• Prompt
Transcribe the lines below verbatim, skipping the images.

• Dataset records
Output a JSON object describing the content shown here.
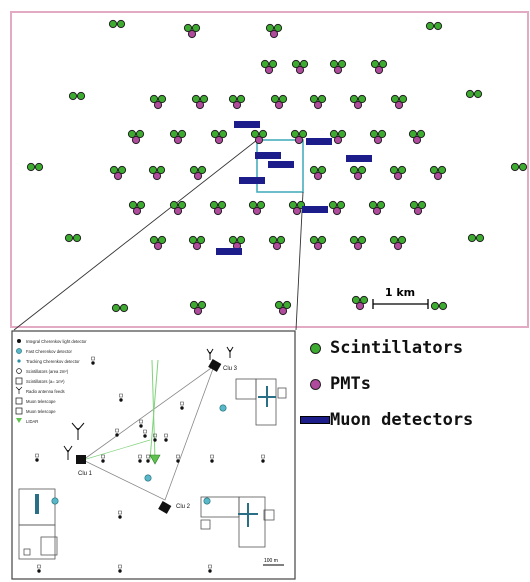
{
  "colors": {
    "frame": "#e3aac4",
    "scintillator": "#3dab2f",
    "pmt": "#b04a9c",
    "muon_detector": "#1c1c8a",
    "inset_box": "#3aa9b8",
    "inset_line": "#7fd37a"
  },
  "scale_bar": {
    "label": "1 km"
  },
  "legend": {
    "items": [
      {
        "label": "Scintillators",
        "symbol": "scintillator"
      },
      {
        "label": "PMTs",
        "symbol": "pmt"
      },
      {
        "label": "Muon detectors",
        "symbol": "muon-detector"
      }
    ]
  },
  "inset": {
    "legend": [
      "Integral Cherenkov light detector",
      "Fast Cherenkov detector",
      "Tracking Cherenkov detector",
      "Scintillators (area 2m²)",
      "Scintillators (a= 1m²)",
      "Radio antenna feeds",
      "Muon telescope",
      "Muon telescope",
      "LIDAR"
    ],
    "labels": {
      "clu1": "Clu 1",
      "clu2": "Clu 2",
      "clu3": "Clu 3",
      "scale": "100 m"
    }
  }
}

• Exercise answer
Output a JSON object describing the content shown here.
{
  "colors": {
    "frame": "#e3aac4",
    "scintillator": "#3dab2f",
    "pmt": "#b04a9c",
    "muon_detector": "#1c1c8a",
    "inset_box": "#3aa9b8",
    "inset_line": "#7fd37a"
  },
  "scale_bar": {
    "label": "1 km"
  },
  "legend": {
    "items": [
      {
        "label": "Scintillators",
        "symbol": "scintillator"
      },
      {
        "label": "PMTs",
        "symbol": "pmt"
      },
      {
        "label": "Muon detectors",
        "symbol": "muon-detector"
      }
    ]
  },
  "inset": {
    "legend": [
      "Integral Cherenkov light detector",
      "Fast Cherenkov detector",
      "Tracking Cherenkov detector",
      "Scintillators (area 2m²)",
      "Scintillators (a= 1m²)",
      "Radio antenna feeds",
      "Muon telescope",
      "Muon telescope",
      "LIDAR"
    ],
    "labels": {
      "clu1": "Clu 1",
      "clu2": "Clu 2",
      "clu3": "Clu 3",
      "scale": "100 m"
    }
  }
}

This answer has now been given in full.